[Extracted records start]

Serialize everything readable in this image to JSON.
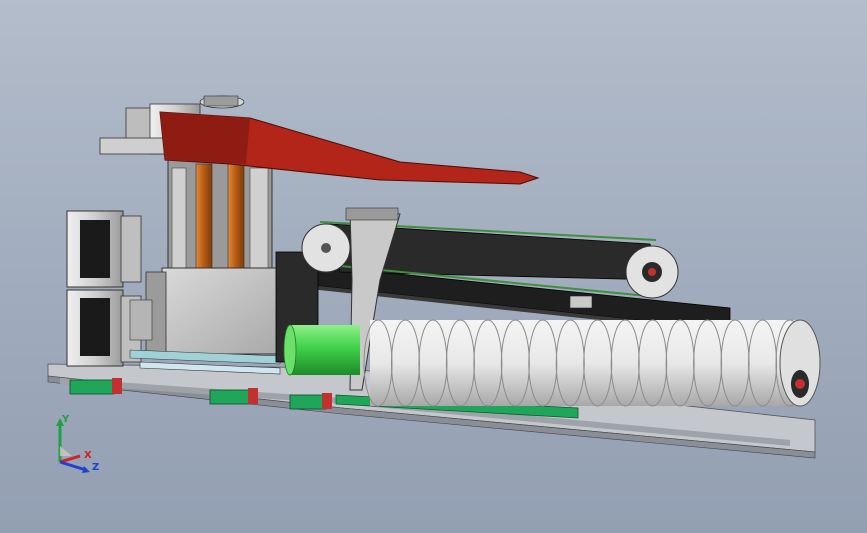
{
  "triad": {
    "y_label": "Y",
    "x_label": "X",
    "z_label": "Z",
    "colors": {
      "y": "#20a040",
      "x": "#d02020",
      "z": "#2040d0"
    }
  },
  "colors": {
    "background_top": "#b3bdcb",
    "background_bottom": "#939fb2",
    "arm_red": "#b32518",
    "rail_green": "#1fa65a",
    "cylinder_green": "#3fd24a",
    "plate_gray": "#c7c7c7",
    "frame_dark": "#1e1e1e",
    "motor_gray": "#d8d8d8",
    "roller_white": "#ececec",
    "column_orange": "#c76a1c",
    "base_gray": "#b9bcc2"
  },
  "roller": {
    "ring_count": 16
  }
}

[Extracted records end]

- Work to complete
All of the data needs repeating exactly, but the pictures do not.

- Output below
Serialize everything readable in this image to JSON.
{
  "triad": {
    "y_label": "Y",
    "x_label": "X",
    "z_label": "Z",
    "colors": {
      "y": "#20a040",
      "x": "#d02020",
      "z": "#2040d0"
    }
  },
  "colors": {
    "background_top": "#b3bdcb",
    "background_bottom": "#939fb2",
    "arm_red": "#b32518",
    "rail_green": "#1fa65a",
    "cylinder_green": "#3fd24a",
    "plate_gray": "#c7c7c7",
    "frame_dark": "#1e1e1e",
    "motor_gray": "#d8d8d8",
    "roller_white": "#ececec",
    "column_orange": "#c76a1c",
    "base_gray": "#b9bcc2"
  },
  "roller": {
    "ring_count": 16
  }
}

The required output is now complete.